##### Exercise inputs

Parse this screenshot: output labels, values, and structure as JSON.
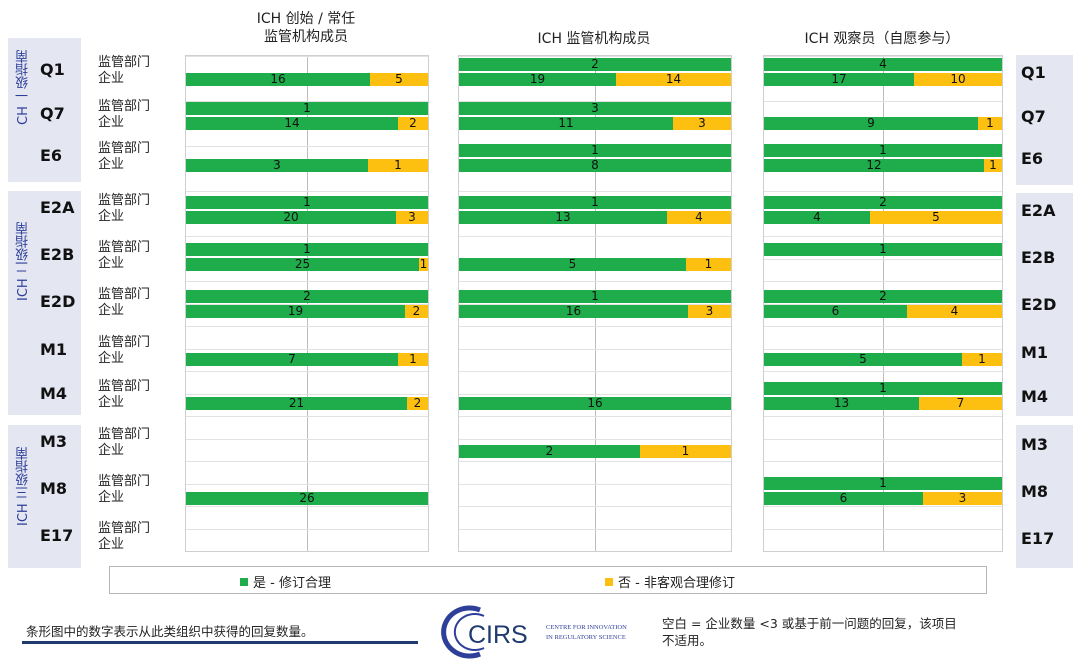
{
  "panel_titles": [
    "ICH 创始 / 常任\n监管机构成员",
    "ICH 监管机构成员",
    "ICH 观察员（自愿参与）"
  ],
  "groups": [
    {
      "label": "CH 一级指南",
      "codes": [
        "Q1",
        "Q7",
        "E6"
      ]
    },
    {
      "label": "ICH 二级指南",
      "codes": [
        "E2A",
        "E2B",
        "E2D",
        "M1",
        "M4"
      ]
    },
    {
      "label": "ICH 三级指南",
      "codes": [
        "M3",
        "M8",
        "E17"
      ]
    }
  ],
  "row_labels": {
    "regulator": "监管部门",
    "industry": "企业"
  },
  "legend": {
    "yes": "是 - 修订合理",
    "no": "否 - 非客观合理修订"
  },
  "colors": {
    "yes": "#1fac4b",
    "no": "#fdc010",
    "group_bg": "#e4e6f2",
    "group_text": "#2e3f99"
  },
  "footnote_left": "条形图中的数字表示从此类组织中获得的回复数量。",
  "footnote_right": "空白 = 企业数量 <3 或基于前一问题的回复，该项目\n不适用。",
  "logo": {
    "name": "CIRS",
    "line1": "CENTRE FOR INNOVATION",
    "line2": "IN REGULATORY SCIENCE"
  },
  "chart_data": {
    "type": "bar",
    "orientation": "horizontal",
    "stacked": "100%",
    "series_names": [
      "是 - 修订合理",
      "否 - 非客观合理修订"
    ],
    "panels": [
      {
        "title": "ICH 创始 / 常任 监管机构成员",
        "rows": [
          {
            "code": "Q1",
            "regulator": null,
            "industry": [
              16,
              5
            ]
          },
          {
            "code": "Q7",
            "regulator": [
              1,
              0
            ],
            "industry": [
              14,
              2
            ]
          },
          {
            "code": "E6",
            "regulator": null,
            "industry": [
              3,
              1
            ]
          },
          {
            "code": "E2A",
            "regulator": [
              1,
              0
            ],
            "industry": [
              20,
              3
            ]
          },
          {
            "code": "E2B",
            "regulator": [
              1,
              0
            ],
            "industry": [
              25,
              1
            ]
          },
          {
            "code": "E2D",
            "regulator": [
              2,
              0
            ],
            "industry": [
              19,
              2
            ]
          },
          {
            "code": "M1",
            "regulator": null,
            "industry": [
              7,
              1
            ]
          },
          {
            "code": "M4",
            "regulator": null,
            "industry": [
              21,
              2
            ]
          },
          {
            "code": "M3",
            "regulator": null,
            "industry": null
          },
          {
            "code": "M8",
            "regulator": null,
            "industry": [
              26,
              0
            ]
          },
          {
            "code": "E17",
            "regulator": null,
            "industry": null
          }
        ]
      },
      {
        "title": "ICH 监管机构成员",
        "rows": [
          {
            "code": "Q1",
            "regulator": [
              2,
              0
            ],
            "industry": [
              19,
              14
            ]
          },
          {
            "code": "Q7",
            "regulator": [
              3,
              0
            ],
            "industry": [
              11,
              3
            ]
          },
          {
            "code": "E6",
            "regulator": [
              1,
              0
            ],
            "industry": [
              8,
              0
            ]
          },
          {
            "code": "E2A",
            "regulator": [
              1,
              0
            ],
            "industry": [
              13,
              4
            ]
          },
          {
            "code": "E2B",
            "regulator": null,
            "industry": [
              5,
              1
            ]
          },
          {
            "code": "E2D",
            "regulator": [
              1,
              0
            ],
            "industry": [
              16,
              3
            ]
          },
          {
            "code": "M1",
            "regulator": null,
            "industry": null
          },
          {
            "code": "M4",
            "regulator": null,
            "industry": [
              16,
              0
            ]
          },
          {
            "code": "M3",
            "regulator": null,
            "industry": [
              2,
              1
            ]
          },
          {
            "code": "M8",
            "regulator": null,
            "industry": null
          },
          {
            "code": "E17",
            "regulator": null,
            "industry": null
          }
        ]
      },
      {
        "title": "ICH 观察员（自愿参与）",
        "rows": [
          {
            "code": "Q1",
            "regulator": [
              4,
              0
            ],
            "industry": [
              17,
              10
            ]
          },
          {
            "code": "Q7",
            "regulator": null,
            "industry": [
              9,
              1
            ]
          },
          {
            "code": "E6",
            "regulator": [
              1,
              0
            ],
            "industry": [
              12,
              1
            ]
          },
          {
            "code": "E2A",
            "regulator": [
              2,
              0
            ],
            "industry": [
              4,
              5
            ]
          },
          {
            "code": "E2B",
            "regulator": [
              1,
              0
            ],
            "industry": null
          },
          {
            "code": "E2D",
            "regulator": [
              2,
              0
            ],
            "industry": [
              6,
              4
            ]
          },
          {
            "code": "M1",
            "regulator": null,
            "industry": [
              5,
              1
            ]
          },
          {
            "code": "M4",
            "regulator": [
              1,
              0
            ],
            "industry": [
              13,
              7
            ]
          },
          {
            "code": "M3",
            "regulator": null,
            "industry": null
          },
          {
            "code": "M8",
            "regulator": [
              1,
              0
            ],
            "industry": [
              6,
              3
            ]
          },
          {
            "code": "E17",
            "regulator": null,
            "industry": null
          }
        ]
      }
    ]
  }
}
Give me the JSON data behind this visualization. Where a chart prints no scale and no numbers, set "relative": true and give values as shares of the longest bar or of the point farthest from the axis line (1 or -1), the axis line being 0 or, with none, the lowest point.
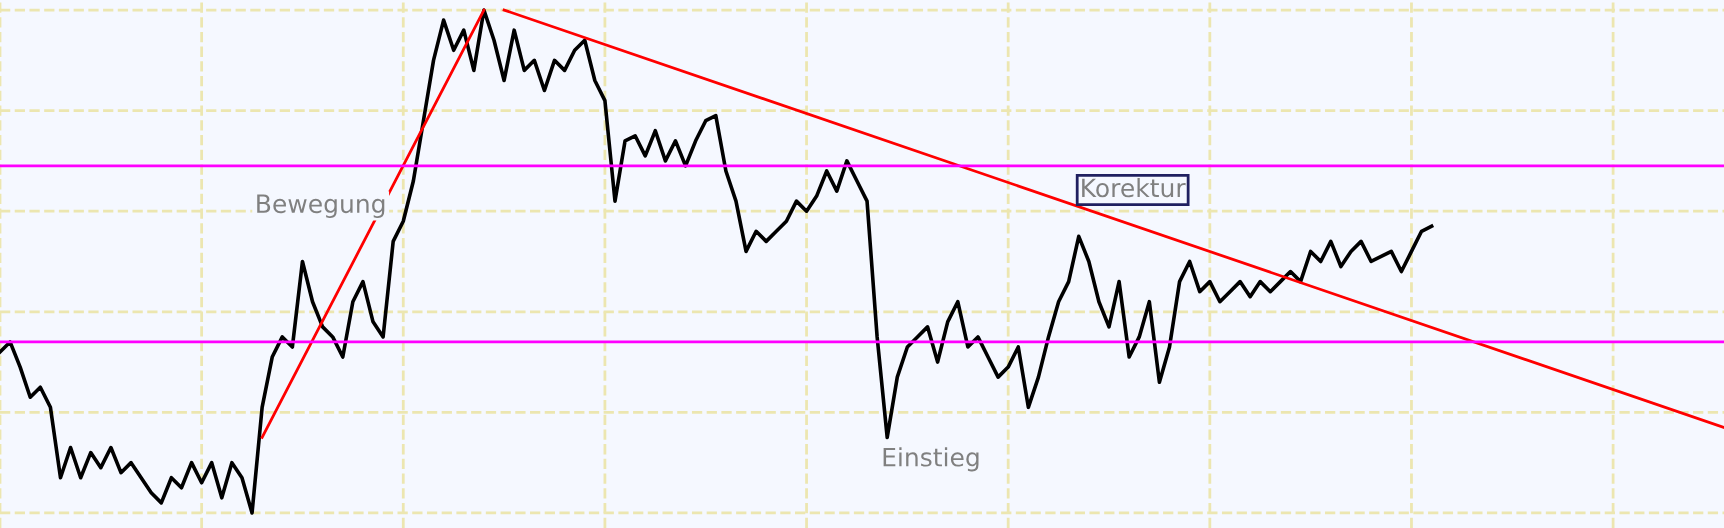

##########

Written request >>
Work out how many lines of the listing above include the word "JSON". Report only the number.

Written answer >>
2